WRITTEN INSTRUCTION>
Reproduce the material word for word; the images stay out.

INPUT RECORDS>
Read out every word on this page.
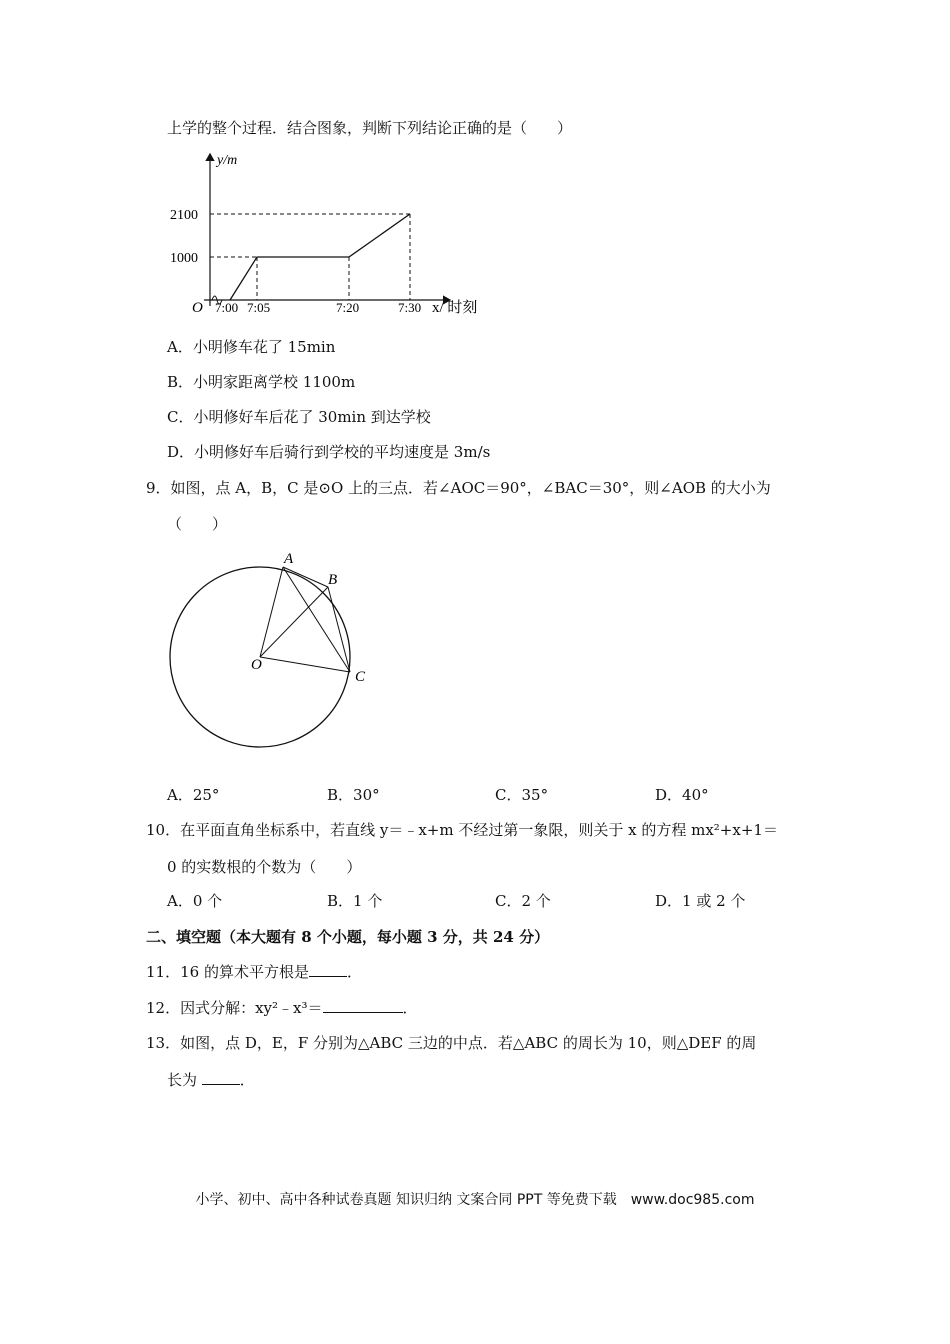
上学的整个过程．结合图象，判断下列结论正确的是（　　）
y/m
2100
1000
O 7:00 7:05	7:20	7:30 x/ 时刻
A．小明修车花了 15min
B．小明家距离学校 1100m
C．小明修好车后花了 30min 到达学校
D．小明修好车后骑行到学校的平均速度是 3m/s
9．如图，点 A，B，C 是⊙O 上的三点．若∠AOC＝90°，∠BAC＝30°，则∠AOB 的大小为
（　　）
A
B
C
O
A．25°	B．30°	C．35°	D．40°
10．在平面直角坐标系中，若直线 y＝﹣x+m 不经过第一象限，则关于 x 的方程 mx²+x+1＝
0 的实数根的个数为（　　）
A．0 个	B．1 个	C．2 个	D．1 或 2 个
二、填空题（本大题有 8 个小题，每小题 3 分，共 24 分）
11．16 的算术平方根是	．
12．因式分解：xy²﹣x³＝	．
13．如图，点 D，E，F 分别为△ABC 三边的中点．若△ABC 的周长为 10，则△DEF 的周
长为	．
小学、初中、高中各种试卷真题 知识归纳 文案合同 PPT 等免费下载　www.doc985.com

RESPONSE BELOW>
Read out every word on this page.
上学的整个过程．结合图象，判断下列结论正确的是（　　）
y/m
2100
1000
O 7:00 7:05	7:20	7:30 x/ 时刻
A．小明修车花了 15min
B．小明家距离学校 1100m
C．小明修好车后花了 30min 到达学校
D．小明修好车后骑行到学校的平均速度是 3m/s
9．如图，点 A，B，C 是⊙O 上的三点．若∠AOC＝90°，∠BAC＝30°，则∠AOB 的大小为
（　　）
A
B
C
O
A．25°	B．30°	C．35°	D．40°
10．在平面直角坐标系中，若直线 y＝﹣x+m 不经过第一象限，则关于 x 的方程 mx²+x+1＝
0 的实数根的个数为（　　）
A．0 个	B．1 个	C．2 个	D．1 或 2 个
二、填空题（本大题有 8 个小题，每小题 3 分，共 24 分）
11．16 的算术平方根是	．
12．因式分解：xy²﹣x³＝	．
13．如图，点 D，E，F 分别为△ABC 三边的中点．若△ABC 的周长为 10，则△DEF 的周
长为	．
小学、初中、高中各种试卷真题 知识归纳 文案合同 PPT 等免费下载　www.doc985.com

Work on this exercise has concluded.